TASK:
In the listing below, locate the lines that hold "Settings" and copy them.

MATERIAL TO PROCESS:
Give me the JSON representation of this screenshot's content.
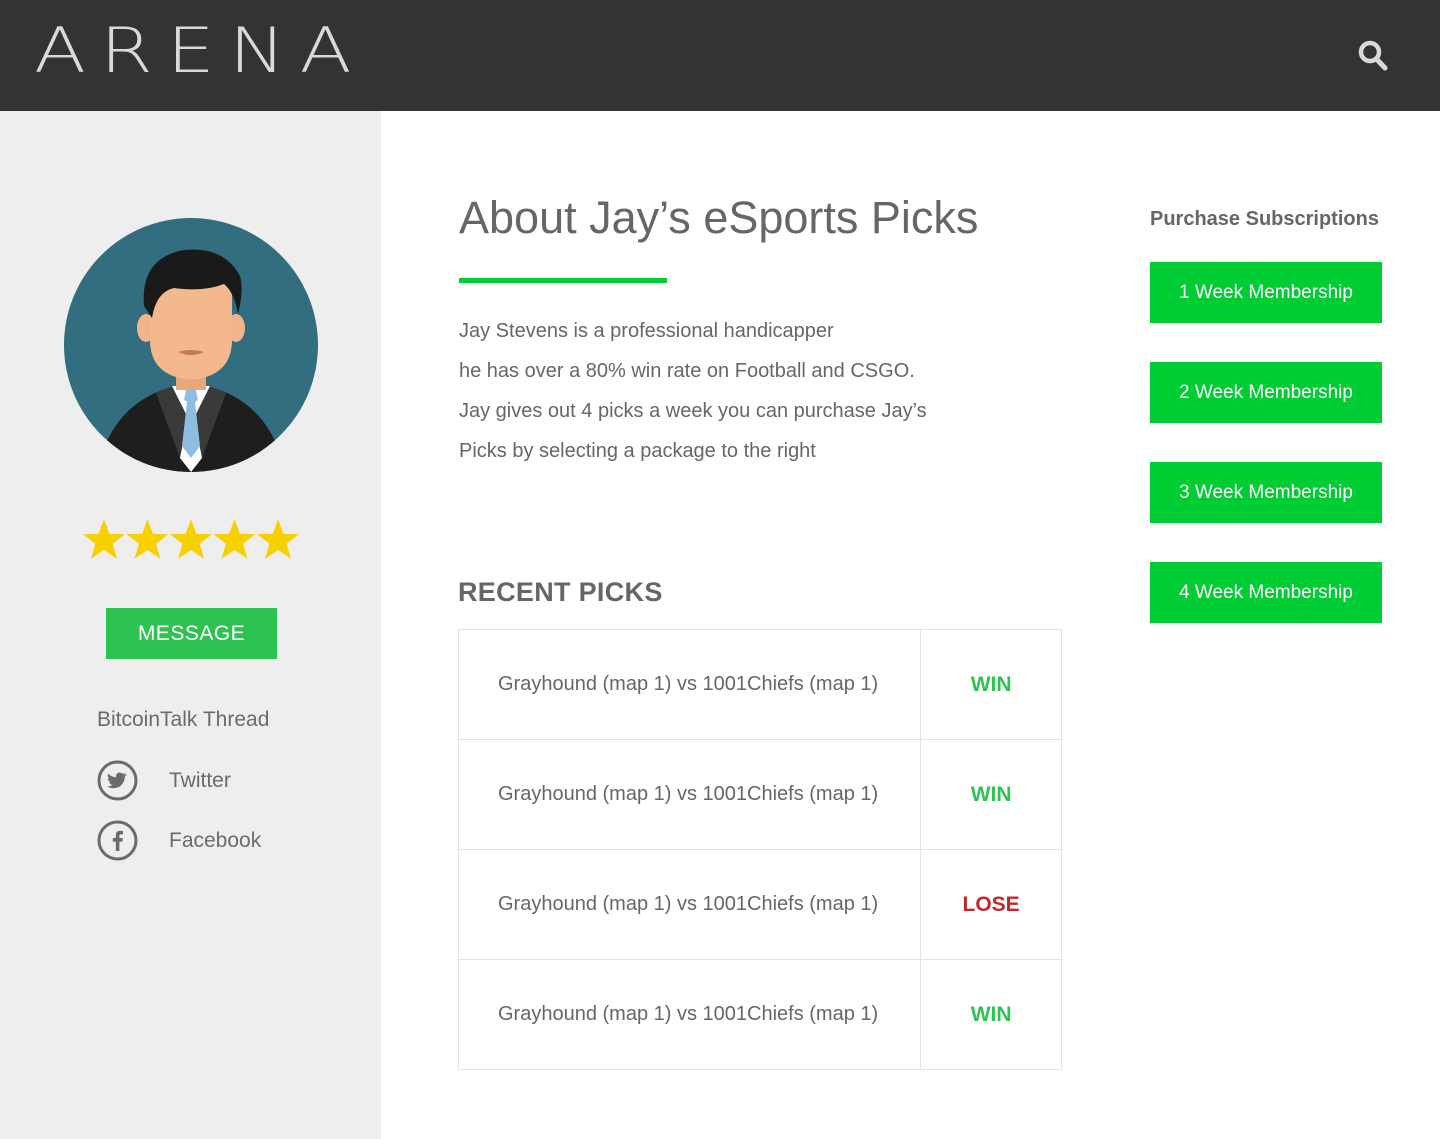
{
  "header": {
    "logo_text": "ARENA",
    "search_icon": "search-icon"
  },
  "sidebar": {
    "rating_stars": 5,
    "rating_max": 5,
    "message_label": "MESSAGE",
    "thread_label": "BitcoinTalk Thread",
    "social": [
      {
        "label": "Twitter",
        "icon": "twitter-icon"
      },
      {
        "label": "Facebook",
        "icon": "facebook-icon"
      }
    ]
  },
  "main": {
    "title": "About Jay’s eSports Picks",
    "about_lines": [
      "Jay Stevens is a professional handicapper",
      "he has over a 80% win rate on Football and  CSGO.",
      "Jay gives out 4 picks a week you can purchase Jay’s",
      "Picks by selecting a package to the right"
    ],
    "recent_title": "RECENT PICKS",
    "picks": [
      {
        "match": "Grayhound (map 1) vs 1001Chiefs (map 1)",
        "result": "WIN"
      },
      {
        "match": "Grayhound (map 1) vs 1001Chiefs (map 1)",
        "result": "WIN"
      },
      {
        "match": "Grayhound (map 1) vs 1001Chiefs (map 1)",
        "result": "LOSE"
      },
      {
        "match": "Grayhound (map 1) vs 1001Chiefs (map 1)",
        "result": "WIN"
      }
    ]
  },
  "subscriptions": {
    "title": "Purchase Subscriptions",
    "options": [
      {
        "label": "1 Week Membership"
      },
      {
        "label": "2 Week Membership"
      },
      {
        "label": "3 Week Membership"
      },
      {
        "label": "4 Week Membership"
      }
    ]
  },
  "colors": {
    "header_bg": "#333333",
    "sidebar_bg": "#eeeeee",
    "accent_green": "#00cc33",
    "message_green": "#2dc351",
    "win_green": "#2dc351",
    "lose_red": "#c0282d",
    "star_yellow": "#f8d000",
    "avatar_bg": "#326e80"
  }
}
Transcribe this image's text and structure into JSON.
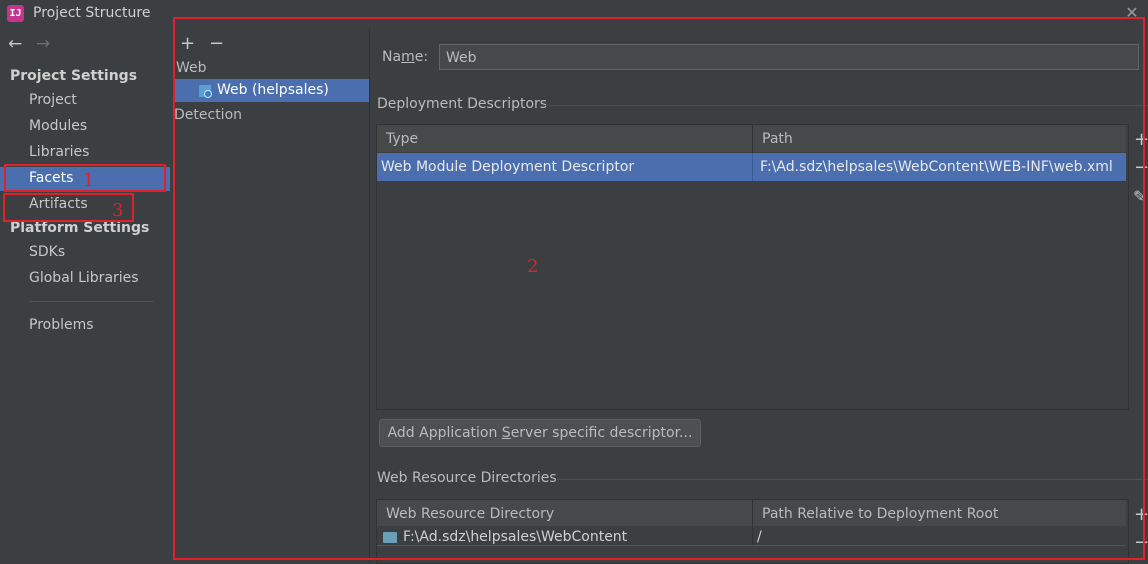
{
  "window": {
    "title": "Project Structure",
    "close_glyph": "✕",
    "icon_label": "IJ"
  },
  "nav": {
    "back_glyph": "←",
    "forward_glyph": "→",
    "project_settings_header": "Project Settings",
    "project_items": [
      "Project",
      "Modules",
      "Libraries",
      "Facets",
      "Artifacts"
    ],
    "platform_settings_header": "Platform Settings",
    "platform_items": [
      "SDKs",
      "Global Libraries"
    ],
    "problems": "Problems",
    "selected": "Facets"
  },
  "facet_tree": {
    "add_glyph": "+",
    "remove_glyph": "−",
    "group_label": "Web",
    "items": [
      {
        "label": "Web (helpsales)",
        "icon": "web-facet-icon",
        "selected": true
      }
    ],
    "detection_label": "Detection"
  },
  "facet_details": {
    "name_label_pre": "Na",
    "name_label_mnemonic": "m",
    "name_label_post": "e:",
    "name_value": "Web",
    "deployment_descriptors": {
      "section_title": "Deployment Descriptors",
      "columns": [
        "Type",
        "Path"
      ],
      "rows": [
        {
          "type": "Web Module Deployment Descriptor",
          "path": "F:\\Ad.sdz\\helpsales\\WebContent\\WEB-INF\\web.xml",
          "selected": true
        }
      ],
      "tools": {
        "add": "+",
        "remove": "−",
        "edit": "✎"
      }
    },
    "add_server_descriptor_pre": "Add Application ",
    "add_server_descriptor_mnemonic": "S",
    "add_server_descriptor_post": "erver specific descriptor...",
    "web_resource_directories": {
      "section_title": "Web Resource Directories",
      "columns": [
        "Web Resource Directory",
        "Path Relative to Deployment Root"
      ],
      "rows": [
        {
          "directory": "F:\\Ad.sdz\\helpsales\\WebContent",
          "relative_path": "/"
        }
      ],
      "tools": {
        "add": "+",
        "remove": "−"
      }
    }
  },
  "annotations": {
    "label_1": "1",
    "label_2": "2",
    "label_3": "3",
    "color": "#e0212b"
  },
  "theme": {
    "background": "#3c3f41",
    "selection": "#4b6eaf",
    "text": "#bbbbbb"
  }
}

--

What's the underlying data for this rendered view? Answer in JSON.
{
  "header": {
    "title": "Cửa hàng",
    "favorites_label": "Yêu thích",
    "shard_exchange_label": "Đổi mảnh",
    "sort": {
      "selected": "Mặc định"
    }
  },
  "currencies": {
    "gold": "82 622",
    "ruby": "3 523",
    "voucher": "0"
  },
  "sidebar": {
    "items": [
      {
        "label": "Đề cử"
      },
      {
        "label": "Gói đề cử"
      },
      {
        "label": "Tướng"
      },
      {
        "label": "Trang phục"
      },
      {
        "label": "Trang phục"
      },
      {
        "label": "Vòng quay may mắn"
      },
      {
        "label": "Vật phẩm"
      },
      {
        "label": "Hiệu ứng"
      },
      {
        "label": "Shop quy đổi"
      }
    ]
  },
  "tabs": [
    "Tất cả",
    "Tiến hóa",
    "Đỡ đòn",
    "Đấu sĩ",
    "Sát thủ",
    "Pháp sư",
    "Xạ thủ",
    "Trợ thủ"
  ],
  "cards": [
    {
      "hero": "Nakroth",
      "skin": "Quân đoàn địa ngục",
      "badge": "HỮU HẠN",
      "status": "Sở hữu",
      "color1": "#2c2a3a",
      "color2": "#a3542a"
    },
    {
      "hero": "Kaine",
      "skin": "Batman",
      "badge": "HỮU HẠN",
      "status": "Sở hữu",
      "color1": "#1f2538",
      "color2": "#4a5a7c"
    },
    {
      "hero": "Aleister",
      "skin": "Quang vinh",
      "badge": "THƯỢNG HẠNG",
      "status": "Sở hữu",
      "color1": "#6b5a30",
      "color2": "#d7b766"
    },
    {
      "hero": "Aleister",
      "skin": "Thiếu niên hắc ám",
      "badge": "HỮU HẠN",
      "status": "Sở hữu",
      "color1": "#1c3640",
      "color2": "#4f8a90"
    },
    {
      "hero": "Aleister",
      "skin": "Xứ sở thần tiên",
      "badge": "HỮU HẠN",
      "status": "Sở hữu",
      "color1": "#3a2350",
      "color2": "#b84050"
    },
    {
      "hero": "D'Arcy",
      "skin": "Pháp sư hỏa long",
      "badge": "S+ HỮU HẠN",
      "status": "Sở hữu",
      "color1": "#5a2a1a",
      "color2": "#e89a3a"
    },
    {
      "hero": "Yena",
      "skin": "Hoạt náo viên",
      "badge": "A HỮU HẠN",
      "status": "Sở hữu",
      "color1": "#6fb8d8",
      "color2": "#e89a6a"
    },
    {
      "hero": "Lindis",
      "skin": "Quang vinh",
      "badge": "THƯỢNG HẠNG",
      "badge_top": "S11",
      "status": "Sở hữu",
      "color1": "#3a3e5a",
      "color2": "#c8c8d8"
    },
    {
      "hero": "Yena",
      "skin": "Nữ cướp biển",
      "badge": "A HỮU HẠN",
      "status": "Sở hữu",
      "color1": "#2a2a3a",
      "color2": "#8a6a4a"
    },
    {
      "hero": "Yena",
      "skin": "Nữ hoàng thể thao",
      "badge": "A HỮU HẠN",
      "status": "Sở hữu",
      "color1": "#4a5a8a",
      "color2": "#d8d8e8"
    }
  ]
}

IN RESPONSE:
    "project_settings_header": "Project Settings",
    "platform_settings_header": "Platform Settings",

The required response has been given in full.